*Work to do*
Using the data below, copy each line that includes the word "lane".

*Data shown*
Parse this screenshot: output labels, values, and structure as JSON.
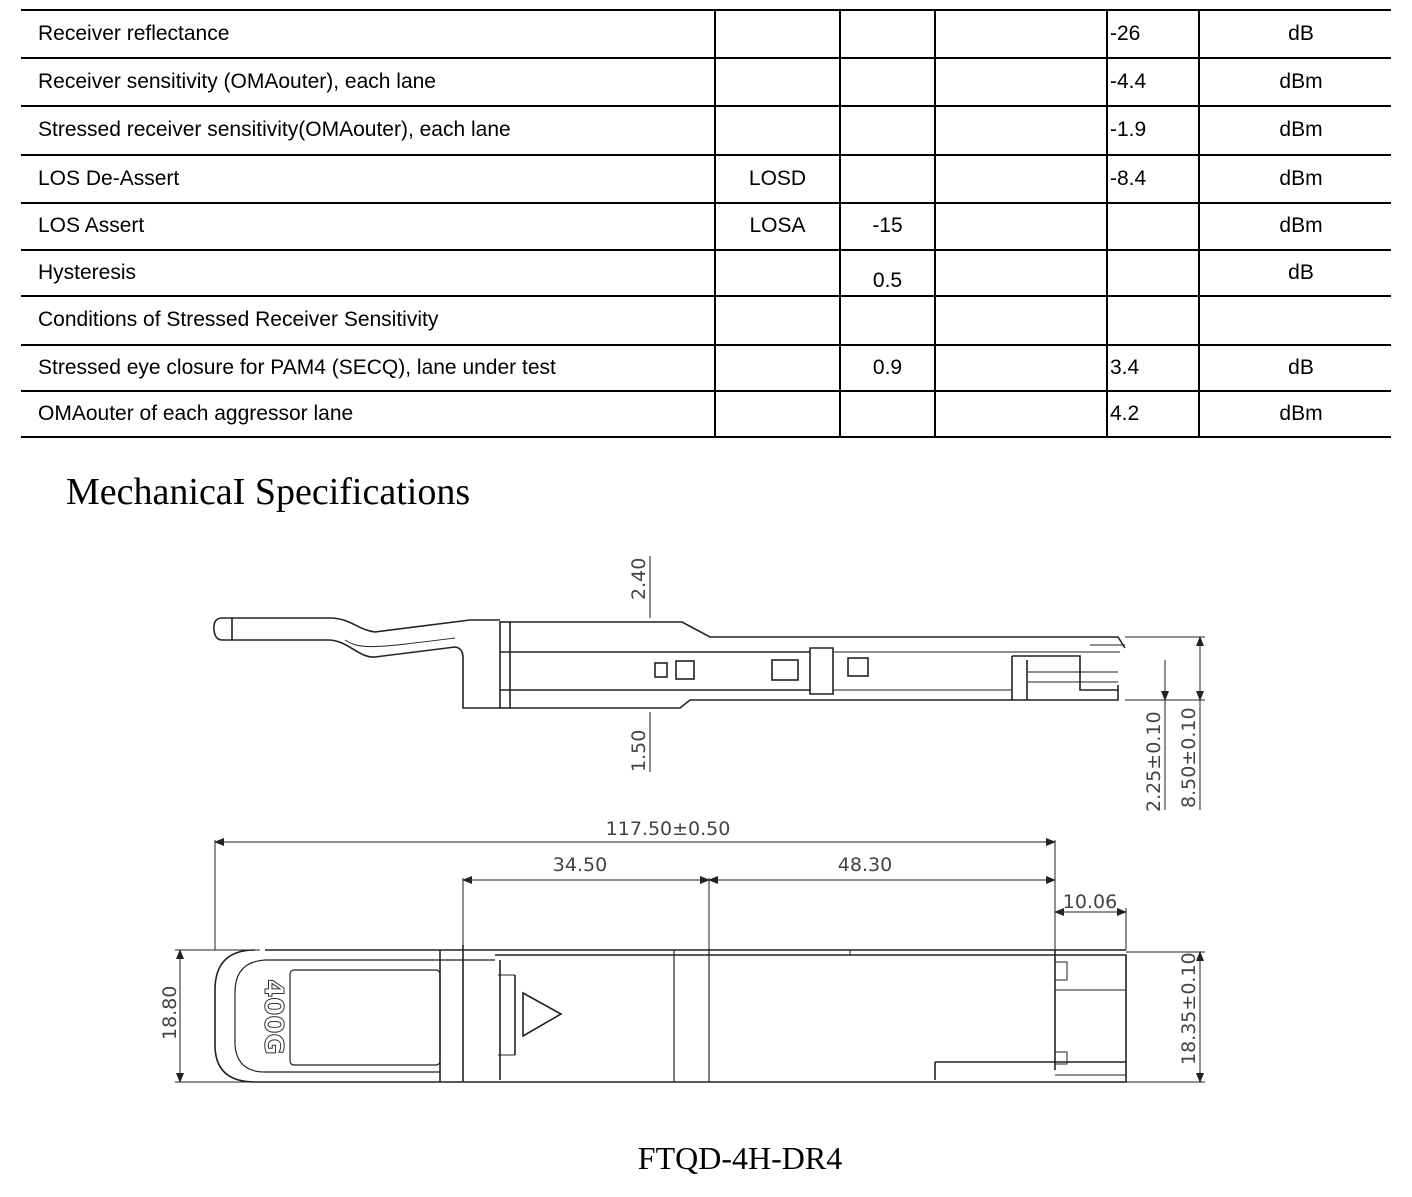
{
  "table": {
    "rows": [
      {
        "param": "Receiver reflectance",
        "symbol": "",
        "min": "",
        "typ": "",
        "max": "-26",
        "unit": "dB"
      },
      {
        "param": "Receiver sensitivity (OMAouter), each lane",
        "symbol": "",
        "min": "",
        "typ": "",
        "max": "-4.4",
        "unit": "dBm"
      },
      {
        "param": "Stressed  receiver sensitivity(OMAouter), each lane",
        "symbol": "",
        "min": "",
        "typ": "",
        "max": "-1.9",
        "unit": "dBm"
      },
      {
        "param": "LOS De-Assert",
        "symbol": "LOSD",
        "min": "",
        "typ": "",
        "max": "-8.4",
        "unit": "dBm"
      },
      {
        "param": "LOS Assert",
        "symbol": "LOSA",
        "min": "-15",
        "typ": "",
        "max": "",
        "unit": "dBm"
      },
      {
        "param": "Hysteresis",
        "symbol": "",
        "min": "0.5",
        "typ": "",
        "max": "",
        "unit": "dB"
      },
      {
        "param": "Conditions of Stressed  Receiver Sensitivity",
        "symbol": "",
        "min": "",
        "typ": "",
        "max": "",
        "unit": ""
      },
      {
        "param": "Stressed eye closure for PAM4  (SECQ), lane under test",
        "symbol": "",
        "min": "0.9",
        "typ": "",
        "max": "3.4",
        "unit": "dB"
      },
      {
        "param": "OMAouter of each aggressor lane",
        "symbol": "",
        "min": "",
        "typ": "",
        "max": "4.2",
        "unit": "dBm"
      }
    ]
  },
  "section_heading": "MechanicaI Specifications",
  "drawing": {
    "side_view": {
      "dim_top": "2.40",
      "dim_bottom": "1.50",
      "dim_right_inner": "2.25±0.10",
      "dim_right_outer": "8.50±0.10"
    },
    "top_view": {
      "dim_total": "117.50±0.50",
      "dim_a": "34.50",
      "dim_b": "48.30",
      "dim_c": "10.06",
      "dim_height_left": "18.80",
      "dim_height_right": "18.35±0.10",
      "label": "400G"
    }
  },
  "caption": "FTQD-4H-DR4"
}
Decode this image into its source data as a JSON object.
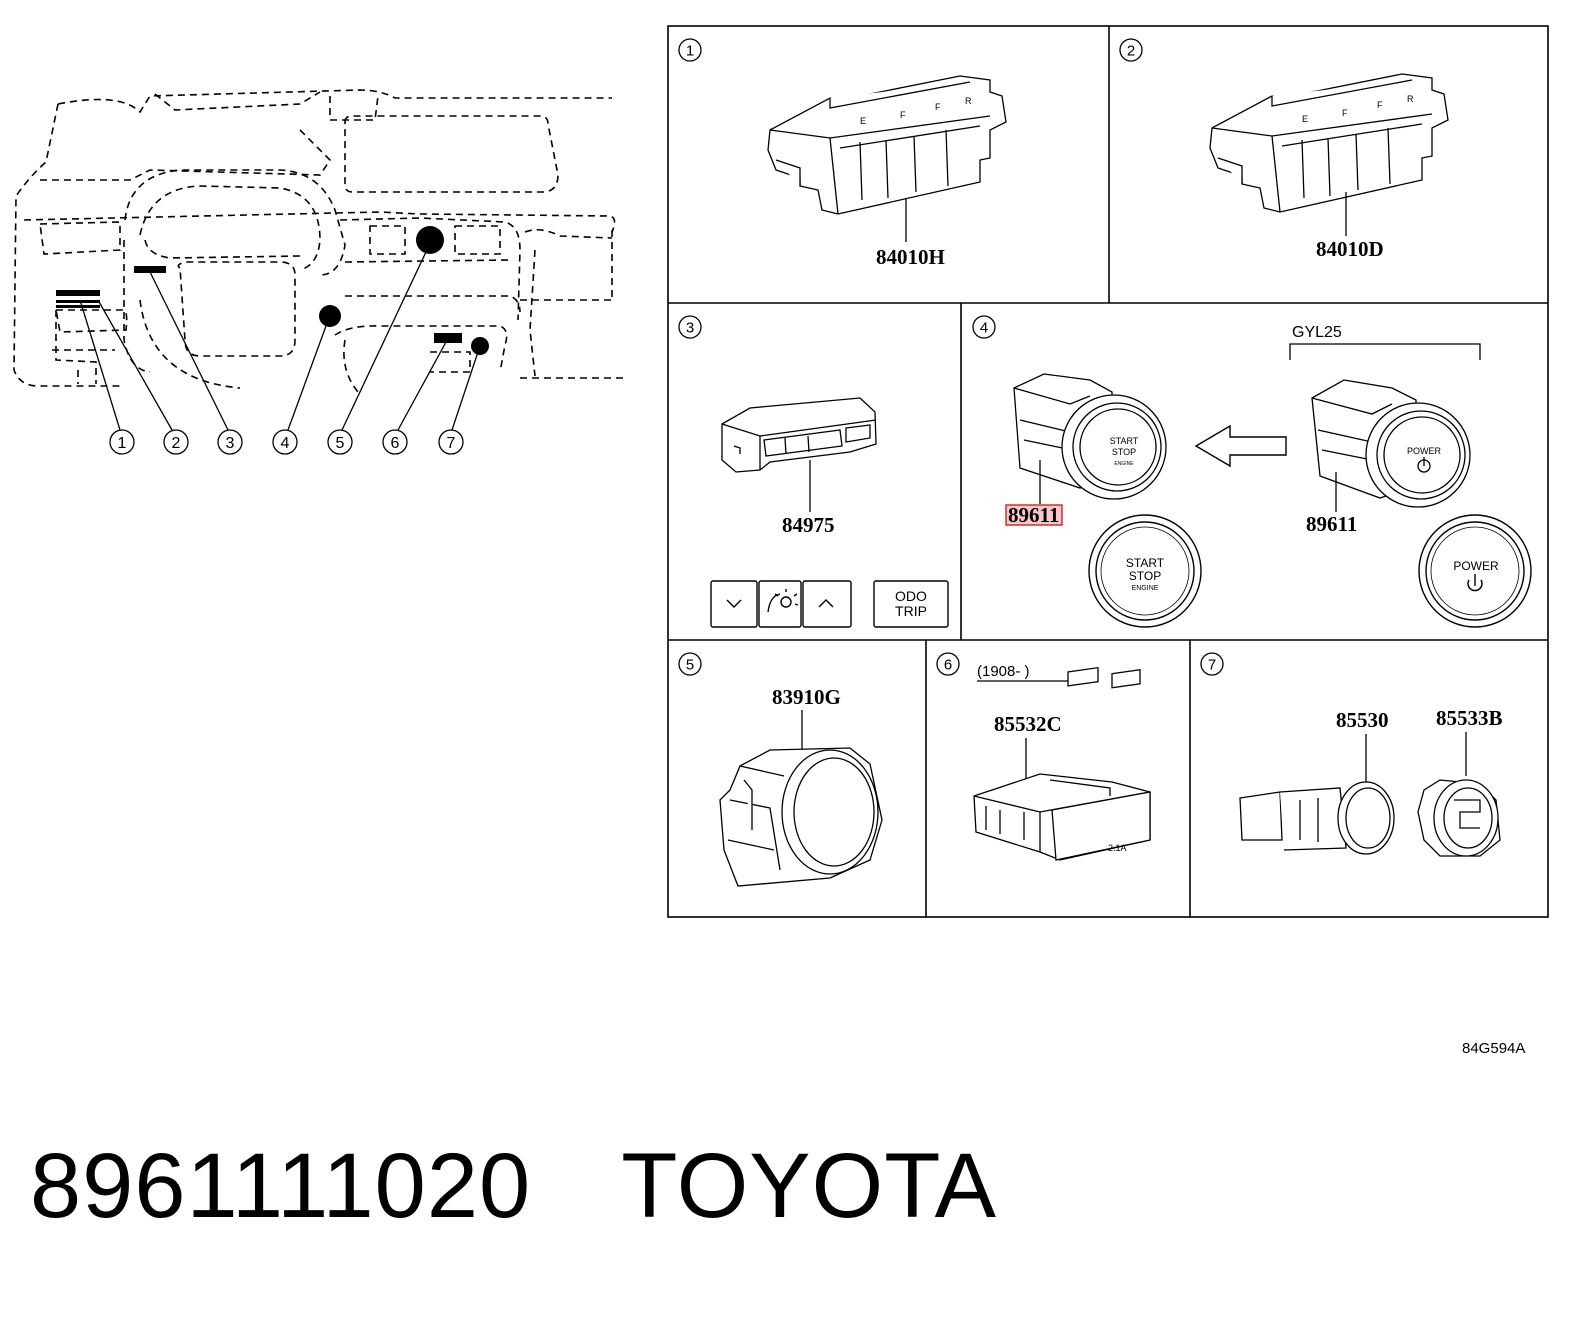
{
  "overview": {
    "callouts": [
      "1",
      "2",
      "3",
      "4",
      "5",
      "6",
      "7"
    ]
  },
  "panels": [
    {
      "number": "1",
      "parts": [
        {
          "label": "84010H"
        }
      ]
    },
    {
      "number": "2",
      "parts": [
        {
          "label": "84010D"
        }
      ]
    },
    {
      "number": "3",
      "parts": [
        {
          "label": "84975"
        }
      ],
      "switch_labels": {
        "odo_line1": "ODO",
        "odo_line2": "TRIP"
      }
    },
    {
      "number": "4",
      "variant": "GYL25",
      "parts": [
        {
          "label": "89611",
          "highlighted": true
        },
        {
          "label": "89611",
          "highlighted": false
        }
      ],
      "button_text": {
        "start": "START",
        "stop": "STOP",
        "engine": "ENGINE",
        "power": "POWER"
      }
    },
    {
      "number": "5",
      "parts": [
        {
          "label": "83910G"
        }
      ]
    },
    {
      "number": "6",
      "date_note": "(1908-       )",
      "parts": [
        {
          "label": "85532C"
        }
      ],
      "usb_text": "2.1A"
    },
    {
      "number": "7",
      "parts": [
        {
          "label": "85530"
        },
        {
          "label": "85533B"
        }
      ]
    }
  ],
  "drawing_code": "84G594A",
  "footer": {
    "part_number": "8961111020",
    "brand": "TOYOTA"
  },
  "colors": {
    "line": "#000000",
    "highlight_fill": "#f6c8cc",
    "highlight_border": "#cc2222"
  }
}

*Worked solution*
        "param": "Receiver sensitivity (OMAouter), each lane",
        "param": "Stressed  receiver sensitivity(OMAouter), each lane",
        "param": "Stressed eye closure for PAM4  (SECQ), lane under test",
        "param": "OMAouter of each aggressor lane",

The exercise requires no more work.